## What you need to do
Say only how many lines contain the word "First".

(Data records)
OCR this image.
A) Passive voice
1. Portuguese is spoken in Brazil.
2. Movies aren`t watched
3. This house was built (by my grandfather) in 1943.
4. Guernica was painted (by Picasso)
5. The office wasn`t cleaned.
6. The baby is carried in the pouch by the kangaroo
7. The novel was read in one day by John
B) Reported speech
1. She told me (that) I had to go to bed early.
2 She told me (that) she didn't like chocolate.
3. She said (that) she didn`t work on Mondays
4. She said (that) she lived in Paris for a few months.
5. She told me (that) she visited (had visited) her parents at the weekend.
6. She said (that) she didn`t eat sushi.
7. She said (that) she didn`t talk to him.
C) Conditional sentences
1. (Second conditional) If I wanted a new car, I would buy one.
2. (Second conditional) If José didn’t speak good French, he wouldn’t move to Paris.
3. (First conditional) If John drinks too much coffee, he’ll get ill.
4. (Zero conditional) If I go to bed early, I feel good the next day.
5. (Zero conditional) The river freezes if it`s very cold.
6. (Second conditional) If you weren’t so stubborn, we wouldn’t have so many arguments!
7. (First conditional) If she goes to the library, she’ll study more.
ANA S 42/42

...

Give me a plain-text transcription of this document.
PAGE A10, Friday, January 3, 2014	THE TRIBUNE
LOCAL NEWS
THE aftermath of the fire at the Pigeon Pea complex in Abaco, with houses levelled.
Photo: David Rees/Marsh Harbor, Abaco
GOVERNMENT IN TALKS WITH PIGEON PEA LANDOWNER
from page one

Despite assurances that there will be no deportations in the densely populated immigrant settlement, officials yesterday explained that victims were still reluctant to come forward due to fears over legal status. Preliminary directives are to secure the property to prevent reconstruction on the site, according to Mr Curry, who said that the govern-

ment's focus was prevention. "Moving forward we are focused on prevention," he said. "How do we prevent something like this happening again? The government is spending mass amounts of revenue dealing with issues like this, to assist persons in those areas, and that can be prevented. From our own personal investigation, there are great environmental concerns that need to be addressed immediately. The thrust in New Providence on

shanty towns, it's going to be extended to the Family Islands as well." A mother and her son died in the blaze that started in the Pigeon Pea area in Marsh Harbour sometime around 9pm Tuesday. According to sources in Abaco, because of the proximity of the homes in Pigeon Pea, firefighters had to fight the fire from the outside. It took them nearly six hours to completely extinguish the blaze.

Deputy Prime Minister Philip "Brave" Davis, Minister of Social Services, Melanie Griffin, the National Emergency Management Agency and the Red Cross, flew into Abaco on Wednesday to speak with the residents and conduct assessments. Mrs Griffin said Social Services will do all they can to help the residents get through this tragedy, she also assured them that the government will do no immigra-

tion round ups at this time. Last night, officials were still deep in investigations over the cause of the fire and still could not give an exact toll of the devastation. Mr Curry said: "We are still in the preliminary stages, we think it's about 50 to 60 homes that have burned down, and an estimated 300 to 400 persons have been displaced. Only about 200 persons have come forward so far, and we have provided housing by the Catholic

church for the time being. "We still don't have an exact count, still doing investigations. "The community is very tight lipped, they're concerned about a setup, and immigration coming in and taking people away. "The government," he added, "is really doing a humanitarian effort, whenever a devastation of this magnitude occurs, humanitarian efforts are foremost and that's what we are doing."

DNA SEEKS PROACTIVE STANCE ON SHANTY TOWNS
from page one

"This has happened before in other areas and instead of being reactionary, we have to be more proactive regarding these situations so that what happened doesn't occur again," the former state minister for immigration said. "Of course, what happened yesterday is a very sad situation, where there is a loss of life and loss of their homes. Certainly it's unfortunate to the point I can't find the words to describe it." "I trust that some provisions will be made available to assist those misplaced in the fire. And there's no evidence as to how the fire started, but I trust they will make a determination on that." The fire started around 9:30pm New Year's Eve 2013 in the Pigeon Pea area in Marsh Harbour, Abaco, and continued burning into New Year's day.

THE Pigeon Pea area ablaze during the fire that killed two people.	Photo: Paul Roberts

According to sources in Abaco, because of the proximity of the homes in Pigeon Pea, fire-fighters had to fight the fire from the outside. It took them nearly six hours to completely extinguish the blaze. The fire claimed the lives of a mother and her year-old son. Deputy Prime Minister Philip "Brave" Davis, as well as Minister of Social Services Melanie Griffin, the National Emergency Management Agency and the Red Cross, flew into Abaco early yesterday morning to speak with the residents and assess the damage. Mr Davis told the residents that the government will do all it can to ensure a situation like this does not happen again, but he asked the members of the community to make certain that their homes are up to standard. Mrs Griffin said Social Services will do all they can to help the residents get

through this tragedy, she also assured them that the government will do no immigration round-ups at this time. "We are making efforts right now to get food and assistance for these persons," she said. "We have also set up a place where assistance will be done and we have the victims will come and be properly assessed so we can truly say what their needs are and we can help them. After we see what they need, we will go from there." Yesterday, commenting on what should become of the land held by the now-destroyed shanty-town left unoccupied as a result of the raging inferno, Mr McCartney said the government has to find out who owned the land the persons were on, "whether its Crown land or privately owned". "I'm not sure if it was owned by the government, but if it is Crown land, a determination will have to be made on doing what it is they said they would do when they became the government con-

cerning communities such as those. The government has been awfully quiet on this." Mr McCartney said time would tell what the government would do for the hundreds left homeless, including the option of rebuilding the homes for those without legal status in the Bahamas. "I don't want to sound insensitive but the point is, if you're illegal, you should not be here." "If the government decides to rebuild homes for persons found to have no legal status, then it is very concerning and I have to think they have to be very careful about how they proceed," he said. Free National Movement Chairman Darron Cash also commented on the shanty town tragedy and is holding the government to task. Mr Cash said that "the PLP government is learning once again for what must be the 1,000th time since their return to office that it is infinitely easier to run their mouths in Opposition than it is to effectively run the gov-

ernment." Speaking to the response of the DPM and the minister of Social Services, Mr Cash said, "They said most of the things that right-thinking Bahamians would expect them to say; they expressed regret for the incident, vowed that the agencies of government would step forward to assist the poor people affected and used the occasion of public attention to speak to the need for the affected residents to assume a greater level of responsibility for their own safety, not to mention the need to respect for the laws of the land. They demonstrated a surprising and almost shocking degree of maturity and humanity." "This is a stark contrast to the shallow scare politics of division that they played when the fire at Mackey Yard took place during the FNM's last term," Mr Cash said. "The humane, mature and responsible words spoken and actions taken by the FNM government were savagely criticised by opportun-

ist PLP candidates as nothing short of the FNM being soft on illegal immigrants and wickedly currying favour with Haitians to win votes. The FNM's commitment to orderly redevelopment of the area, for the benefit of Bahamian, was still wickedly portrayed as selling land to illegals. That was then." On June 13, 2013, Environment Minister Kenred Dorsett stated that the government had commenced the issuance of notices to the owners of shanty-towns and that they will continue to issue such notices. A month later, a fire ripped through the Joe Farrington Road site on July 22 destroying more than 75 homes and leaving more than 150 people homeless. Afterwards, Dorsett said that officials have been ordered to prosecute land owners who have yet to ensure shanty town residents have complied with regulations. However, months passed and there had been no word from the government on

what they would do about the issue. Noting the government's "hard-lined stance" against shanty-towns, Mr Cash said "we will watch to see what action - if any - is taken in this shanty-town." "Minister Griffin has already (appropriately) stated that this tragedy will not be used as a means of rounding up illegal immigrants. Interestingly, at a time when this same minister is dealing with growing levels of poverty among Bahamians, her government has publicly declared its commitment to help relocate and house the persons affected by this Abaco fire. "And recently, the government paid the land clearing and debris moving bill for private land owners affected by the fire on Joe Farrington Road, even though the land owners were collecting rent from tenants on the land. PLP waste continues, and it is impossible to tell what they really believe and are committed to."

## Answer to this problem
2